> **SUPPLIED MATERIAL**:
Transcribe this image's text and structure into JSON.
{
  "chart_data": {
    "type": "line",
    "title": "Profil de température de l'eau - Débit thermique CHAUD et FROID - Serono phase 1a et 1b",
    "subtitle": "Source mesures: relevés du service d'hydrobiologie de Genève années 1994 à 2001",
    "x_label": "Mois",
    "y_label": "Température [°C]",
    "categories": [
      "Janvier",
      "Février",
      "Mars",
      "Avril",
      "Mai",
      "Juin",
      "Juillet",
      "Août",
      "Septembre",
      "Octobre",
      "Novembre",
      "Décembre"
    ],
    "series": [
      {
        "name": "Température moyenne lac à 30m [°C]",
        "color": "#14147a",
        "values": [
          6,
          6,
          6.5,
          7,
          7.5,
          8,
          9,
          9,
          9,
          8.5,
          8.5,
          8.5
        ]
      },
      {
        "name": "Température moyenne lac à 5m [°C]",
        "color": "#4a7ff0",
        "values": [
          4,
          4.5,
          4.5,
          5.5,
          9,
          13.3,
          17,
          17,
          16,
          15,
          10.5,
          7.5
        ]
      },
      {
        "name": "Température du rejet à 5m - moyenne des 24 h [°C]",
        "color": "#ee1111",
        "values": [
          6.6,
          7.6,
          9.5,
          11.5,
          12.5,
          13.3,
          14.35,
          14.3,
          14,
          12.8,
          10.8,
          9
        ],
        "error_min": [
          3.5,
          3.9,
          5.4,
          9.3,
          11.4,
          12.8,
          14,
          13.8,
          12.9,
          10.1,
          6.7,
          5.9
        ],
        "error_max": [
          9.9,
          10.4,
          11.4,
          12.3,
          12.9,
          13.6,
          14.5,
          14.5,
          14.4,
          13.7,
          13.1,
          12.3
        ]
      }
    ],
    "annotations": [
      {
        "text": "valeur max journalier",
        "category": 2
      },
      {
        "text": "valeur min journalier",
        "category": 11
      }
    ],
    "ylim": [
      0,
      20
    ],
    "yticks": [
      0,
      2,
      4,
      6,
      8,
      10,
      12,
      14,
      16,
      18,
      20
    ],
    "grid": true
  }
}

==

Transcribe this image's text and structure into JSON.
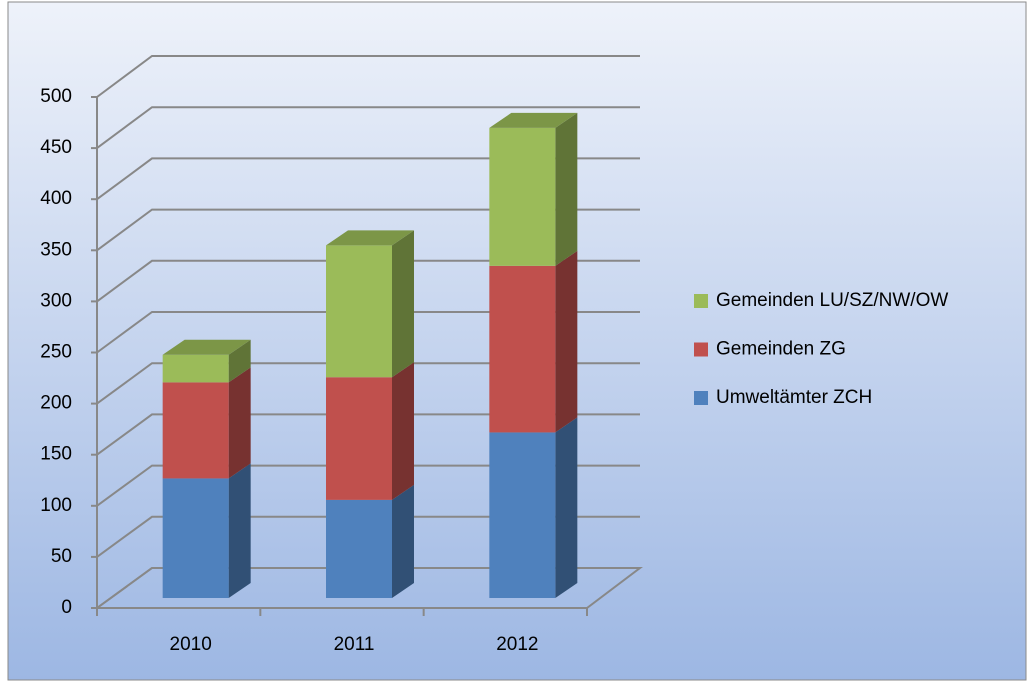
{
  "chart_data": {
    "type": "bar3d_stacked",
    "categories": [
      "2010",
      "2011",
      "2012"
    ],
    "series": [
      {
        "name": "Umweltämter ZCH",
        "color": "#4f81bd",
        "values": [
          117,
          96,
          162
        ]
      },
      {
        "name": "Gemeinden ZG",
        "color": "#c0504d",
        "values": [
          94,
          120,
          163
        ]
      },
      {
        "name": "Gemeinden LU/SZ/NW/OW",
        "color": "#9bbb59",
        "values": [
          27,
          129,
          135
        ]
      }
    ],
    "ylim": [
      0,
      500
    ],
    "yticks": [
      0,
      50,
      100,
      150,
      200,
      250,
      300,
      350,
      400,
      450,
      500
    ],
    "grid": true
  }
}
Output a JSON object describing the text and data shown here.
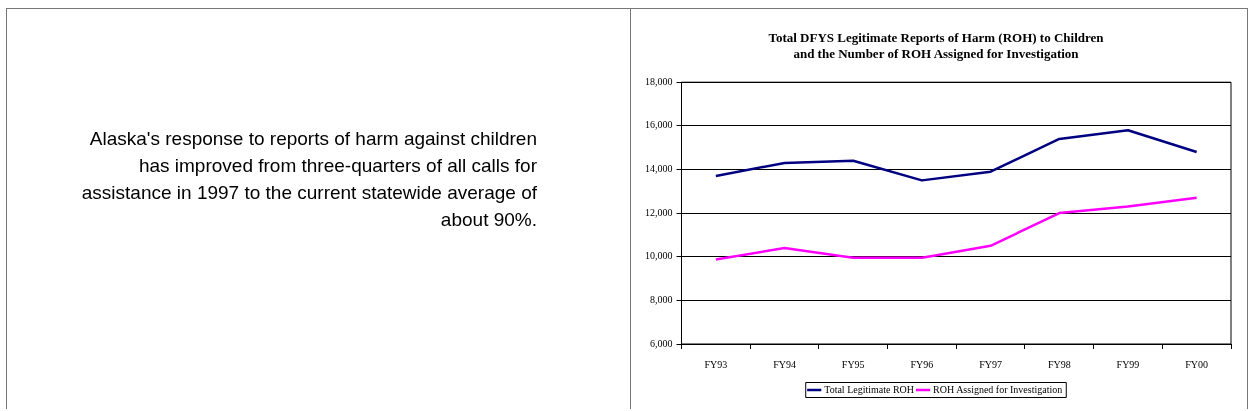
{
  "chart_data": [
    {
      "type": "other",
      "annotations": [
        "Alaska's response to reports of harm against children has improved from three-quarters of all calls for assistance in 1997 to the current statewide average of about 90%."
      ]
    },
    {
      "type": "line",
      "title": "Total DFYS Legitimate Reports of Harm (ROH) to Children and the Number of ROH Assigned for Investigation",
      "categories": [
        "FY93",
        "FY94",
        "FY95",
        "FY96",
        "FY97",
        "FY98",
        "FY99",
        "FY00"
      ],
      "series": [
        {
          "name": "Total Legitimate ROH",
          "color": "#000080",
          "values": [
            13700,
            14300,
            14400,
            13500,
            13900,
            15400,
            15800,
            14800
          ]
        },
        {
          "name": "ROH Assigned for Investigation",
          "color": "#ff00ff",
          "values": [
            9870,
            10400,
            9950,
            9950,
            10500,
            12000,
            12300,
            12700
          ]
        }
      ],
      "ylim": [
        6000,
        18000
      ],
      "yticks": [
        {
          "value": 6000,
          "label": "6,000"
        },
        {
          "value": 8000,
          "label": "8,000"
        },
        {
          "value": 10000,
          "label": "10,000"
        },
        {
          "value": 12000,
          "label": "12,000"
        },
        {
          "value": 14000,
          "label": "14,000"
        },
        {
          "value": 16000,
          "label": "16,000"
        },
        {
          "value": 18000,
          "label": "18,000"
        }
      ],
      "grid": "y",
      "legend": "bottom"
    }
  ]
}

---

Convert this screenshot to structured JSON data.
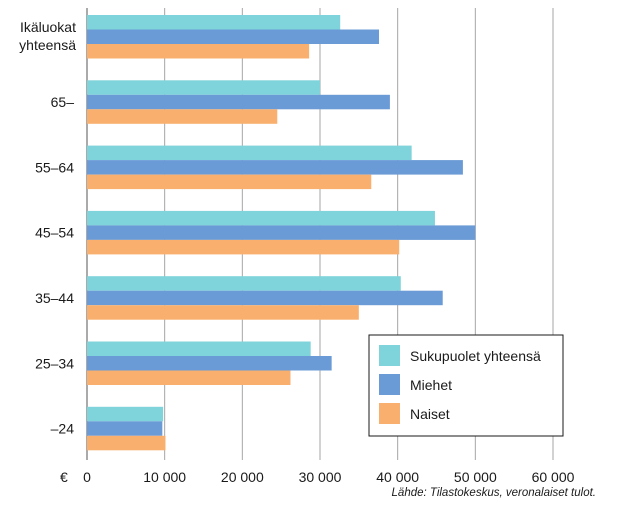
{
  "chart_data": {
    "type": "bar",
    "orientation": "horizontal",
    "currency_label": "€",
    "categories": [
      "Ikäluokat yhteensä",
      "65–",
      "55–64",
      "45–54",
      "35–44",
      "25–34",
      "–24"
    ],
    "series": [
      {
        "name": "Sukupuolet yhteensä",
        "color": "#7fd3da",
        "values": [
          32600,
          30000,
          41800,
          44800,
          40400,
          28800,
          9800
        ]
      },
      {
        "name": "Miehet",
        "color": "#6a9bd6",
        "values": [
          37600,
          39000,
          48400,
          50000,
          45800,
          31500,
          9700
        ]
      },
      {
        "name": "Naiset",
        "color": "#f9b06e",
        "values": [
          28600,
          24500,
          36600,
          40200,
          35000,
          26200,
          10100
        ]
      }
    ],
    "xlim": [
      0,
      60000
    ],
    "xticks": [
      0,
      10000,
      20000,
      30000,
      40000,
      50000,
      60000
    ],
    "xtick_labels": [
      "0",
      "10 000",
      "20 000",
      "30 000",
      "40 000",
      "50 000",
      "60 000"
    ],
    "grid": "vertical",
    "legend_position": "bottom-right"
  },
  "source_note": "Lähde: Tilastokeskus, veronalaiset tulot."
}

> **EXERCISE REQUIREMENTS**: Count every line of the material above that holds the string "Assigned", then state only the total.

> **RESULT OF THIS EXERCISE**: 2